◆ **WORK TO COMPLETE**:
Of all the lines in the material below, how many include the string "наличии"? Give the number only.

[Recorded data]
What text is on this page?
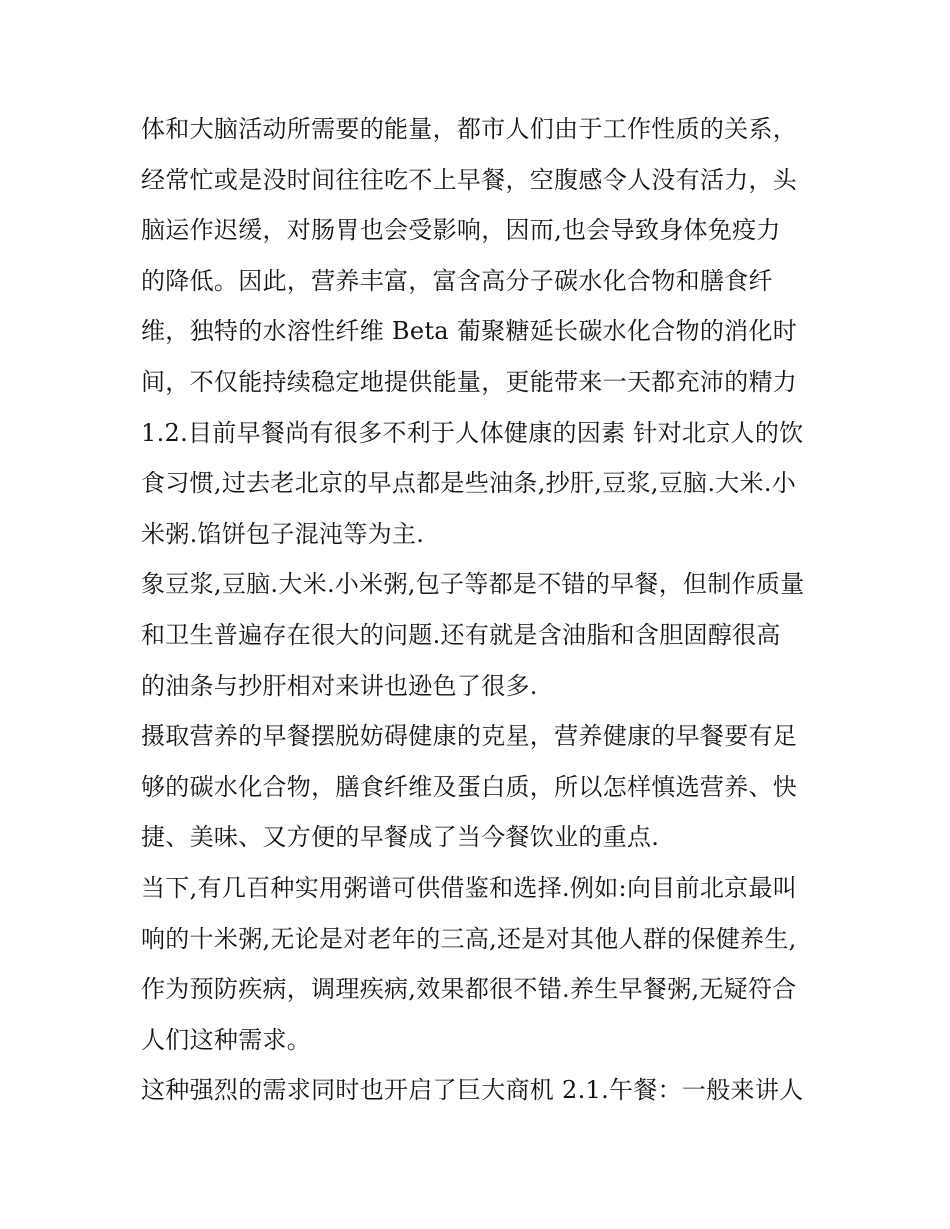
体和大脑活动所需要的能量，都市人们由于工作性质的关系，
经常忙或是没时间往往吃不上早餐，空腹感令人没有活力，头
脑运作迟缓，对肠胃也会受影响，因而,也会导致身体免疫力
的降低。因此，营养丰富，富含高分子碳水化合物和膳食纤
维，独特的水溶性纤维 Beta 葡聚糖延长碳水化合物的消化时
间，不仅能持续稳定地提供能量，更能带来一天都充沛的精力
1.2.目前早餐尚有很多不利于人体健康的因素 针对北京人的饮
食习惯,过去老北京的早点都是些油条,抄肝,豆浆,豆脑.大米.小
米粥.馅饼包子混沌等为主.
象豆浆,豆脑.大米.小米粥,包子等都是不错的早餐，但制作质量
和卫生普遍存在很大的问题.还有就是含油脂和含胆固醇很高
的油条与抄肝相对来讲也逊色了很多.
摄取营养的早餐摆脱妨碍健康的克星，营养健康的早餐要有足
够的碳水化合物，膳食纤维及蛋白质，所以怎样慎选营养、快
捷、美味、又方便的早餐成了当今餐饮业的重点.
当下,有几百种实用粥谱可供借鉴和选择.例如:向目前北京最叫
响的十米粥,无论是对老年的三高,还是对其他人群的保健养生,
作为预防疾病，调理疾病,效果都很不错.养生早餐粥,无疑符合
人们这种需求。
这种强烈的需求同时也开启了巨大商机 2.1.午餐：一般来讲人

==

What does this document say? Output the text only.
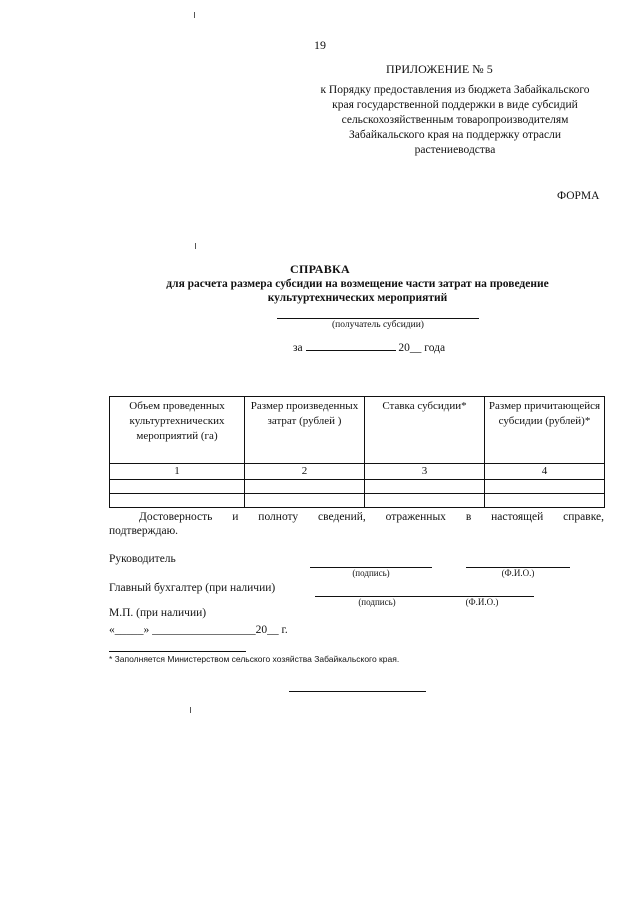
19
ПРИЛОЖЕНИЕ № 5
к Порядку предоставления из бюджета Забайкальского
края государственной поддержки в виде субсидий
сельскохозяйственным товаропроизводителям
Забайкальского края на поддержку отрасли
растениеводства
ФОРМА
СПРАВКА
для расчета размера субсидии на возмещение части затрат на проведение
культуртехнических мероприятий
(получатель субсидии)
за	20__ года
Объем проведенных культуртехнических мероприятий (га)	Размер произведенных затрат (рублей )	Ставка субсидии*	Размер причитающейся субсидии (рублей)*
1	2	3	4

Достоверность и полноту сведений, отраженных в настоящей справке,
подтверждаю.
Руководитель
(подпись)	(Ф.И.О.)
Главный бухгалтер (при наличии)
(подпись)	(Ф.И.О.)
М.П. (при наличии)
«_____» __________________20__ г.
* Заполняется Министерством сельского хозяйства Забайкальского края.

◆ **RESULT FOR THIS EXERCISE**:
2